RAW DATA -
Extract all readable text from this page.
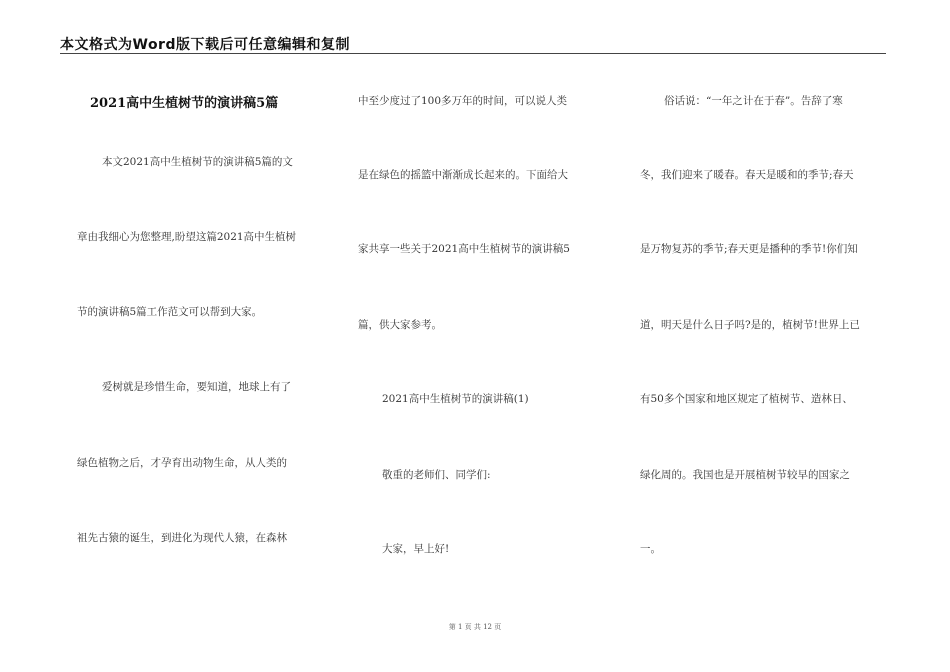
本文格式为Word版下载后可任意编辑和复制
2021高中生植树节的演讲稿5篇
本文2021高中生植树节的演讲稿5篇的文
章由我细心为您整理,盼望这篇2021高中生植树
节的演讲稿5篇工作范文可以帮到大家。
爱树就是珍惜生命，要知道，地球上有了
绿色植物之后，才孕育出动物生命，从人类的
祖先古猿的诞生，到进化为现代人猿，在森林
中至少度过了100多万年的时间，可以说人类
是在绿色的摇篮中渐渐成长起来的。下面给大
家共享一些关于2021高中生植树节的演讲稿5
篇，供大家参考。
2021高中生植树节的演讲稿(1)
敬重的老师们、同学们:
大家，早上好!
俗话说：“一年之计在于春”。告辞了寒
冬，我们迎来了暖春。春天是暖和的季节;春天
是万物复苏的季节;春天更是播种的季节!你们知
道，明天是什么日子吗?是的，植树节!世界上已
有50多个国家和地区规定了植树节、造林日、
绿化周的。我国也是开展植树节较早的国家之
一。
第 1 页 共 12 页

YOUR OBJECTIVE -
Reproduce all of the data exactly, omitting each picture it holds.

ANSWER -
Extract all readable text from this page.
本文格式为Word版下载后可任意编辑和复制
2021高中生植树节的演讲稿5篇
本文2021高中生植树节的演讲稿5篇的文
章由我细心为您整理,盼望这篇2021高中生植树
节的演讲稿5篇工作范文可以帮到大家。
爱树就是珍惜生命，要知道，地球上有了
绿色植物之后，才孕育出动物生命，从人类的
祖先古猿的诞生，到进化为现代人猿，在森林
中至少度过了100多万年的时间，可以说人类
是在绿色的摇篮中渐渐成长起来的。下面给大
家共享一些关于2021高中生植树节的演讲稿5
篇，供大家参考。
2021高中生植树节的演讲稿(1)
敬重的老师们、同学们:
大家，早上好!
俗话说：“一年之计在于春”。告辞了寒
冬，我们迎来了暖春。春天是暖和的季节;春天
是万物复苏的季节;春天更是播种的季节!你们知
道，明天是什么日子吗?是的，植树节!世界上已
有50多个国家和地区规定了植树节、造林日、
绿化周的。我国也是开展植树节较早的国家之
一。
第 1 页 共 12 页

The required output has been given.